« Couvrez ce sein que je ne saurais voir. Par de pareils objets, les âmes sont blessées, et cela fait venir de coupables pensées. » Le Tartuffe, acte III, scène 2, Molière.

Si je me fie à bien des commentateurs, la semaine dernière, le chef du PQ, Paul St-Pierre Plamondon, n’aurait pas dû rappeler aux Québécois certains pans de leur histoire. Dans une époque qui se veut formidablement bienveillante, le Québec semble être un des rares groupes humains au Canada à qui on reproche de rappeler ses souffrances passées. Le ministre libéral Pablo Rodriguez trouve cela carrément violent. Son collègue François-Philippe Champagne nous incite à « regarder en avant ». Pour le député néo-démocrate Alexandre Boulerice, la Déportation, c’est vieux. On se rappelle que nos souffrances faisaient même vomir la représentante spéciale du Canada chargée de la lutte contre l’islamophobie, Amira Elghawaby⁠1. Je vous fais grâce de ce qui se dit sur les médias sociaux du Canada anglais.

Je ne peux imaginer tout ce beau monde faire preuve de la même insensibilité devant les nations autochtones, les Métis, tous les ex-colonisés de la Terre, les Japonais emprisonnés durant la guerre, etc. Mais j’arrête. Moi non plus, je n’aime pas les discours victimaires. Mais j’aime le Québec, et tout comme nos souffrances passées, l’effacement du Québec est une indéniable réalité qu’il faut rappeler.

*Données fournies:*
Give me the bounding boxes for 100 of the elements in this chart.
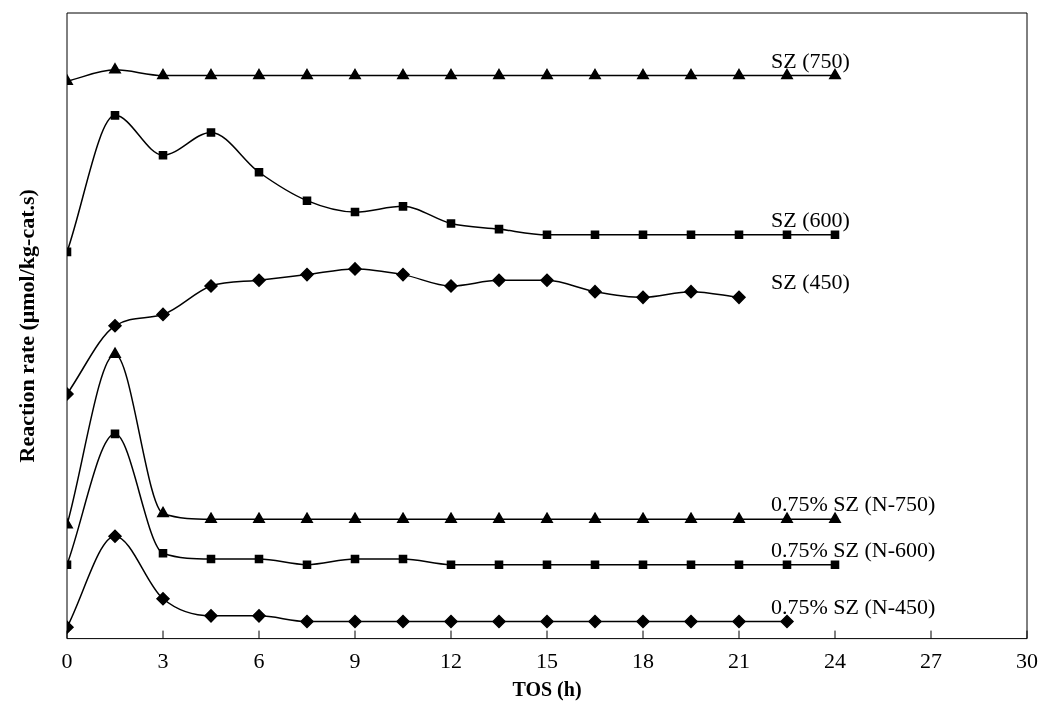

*Tâches à réaliser:*
a. Dans la chronique sur la mémoire historique du Québec, quelle expression François-Philippe Champagne emploie-t-il pour inciter les Québécois ?
b. Relevez toutes les personnes que la chronique sur la mémoire historique du Québec nomme dans le paragraphe commençant par « Si je me fie ».
c. Poursuivez la chronique sur la mémoire historique du Québec après sa dernière phrase.
Les lignes proviennent d'une source distincte du texte.

*Corrigé de l'exercice:*
a. « regarder en avant »

b.
- Paul St-Pierre Plamondon
- Pablo Rodriguez
- François-Philippe Champagne
- Alexandre Boulerice
- Amira Elghawaby

c.
L’effacement des provinces

Quand les provinces se plaignent des empiétements fédéraux dans leurs champs de compétence, le premier ministre Trudeau leur dit « On s’en fout » et « Get out of the way » (tassez-vous). C’est une approche radicale, en contradiction profonde avec le fédéralisme, je dirais une attaque contre la nature même du Canada. L’affaiblissement des provinces est une tendance lourde dans le Canada d’aujourd’hui. Traditionnellement, les conservateurs s’opposaient à ce phénomène. Aujourd’hui ça dépend des dossiers : logement, pipelines, droit de retrait des provinces et laïcité, le mot d’ordre conservateur est le même que celui des libéraux : tassez-vous !

L’effacement culturel

Il y a quelques décennies, le Canada se définissait par le bilinguisme et le biculturalisme. En instituant la doctrine multiculturaliste, Trudeau père avait comme objectif avoué de faire des Québécois une minorité comme une autre. Aujourd’hui, Trudeau fils définit le Canada comme un État postnational, sans culture commune.

Nous sommes donc passés, en relativement peu de temps, de la culture québécoise comme une des cultures fondatrices du Canada à une culture parmi d’autres, à plus de culture du tout. N’est-ce pas là la définition même de l’effacement ?

L’effacement linguistique

Depuis la Conquête, le pourcentage de francophones au Canada n’a fait que baisser. Le Québec est la seule province qui, à une certaine époque, a vu la situation du français s’améliorer… mais la tâche est rude : chacune de ses lois linguistiques a été systématiquement contestée par l’État fédéral. Au Canada hors Québec, il y a maintenant plus de gens dont la langue prédominante à la maison est le chinois (mandarin ou cantonais). D’ici quelques courtes années, le punjabi et le tagalog, deux langues en forte croissance, devraient, elles aussi, dépasser le français. Notre langue n’est plus que la 17e langue parlée à Toronto⁠2.

La devise du quotidien Le Droit, un journal fondé par les Franco-Ontariens, est celle-ci : « L’avenir est à ceux qui luttent ». Dans ce Canada historiquement hostile au français, si les Québécois ou les francophones hors Québec ne luttent pas, ils s’effacent. Le chef du PQ n’a fait que le rappeler.

L’effacement politique

René Lévesque aimait à répéter que l’espace politique du Québec a été dilué tout au long de l’histoire du Canada. À l’époque de Lévesque, l’absence de signature du Québec au bas de la Constitution était une affaire grave, une forme de colonialisme. Aujourd’hui, ça n’a absolument aucune importance pour les Canadiens anglais.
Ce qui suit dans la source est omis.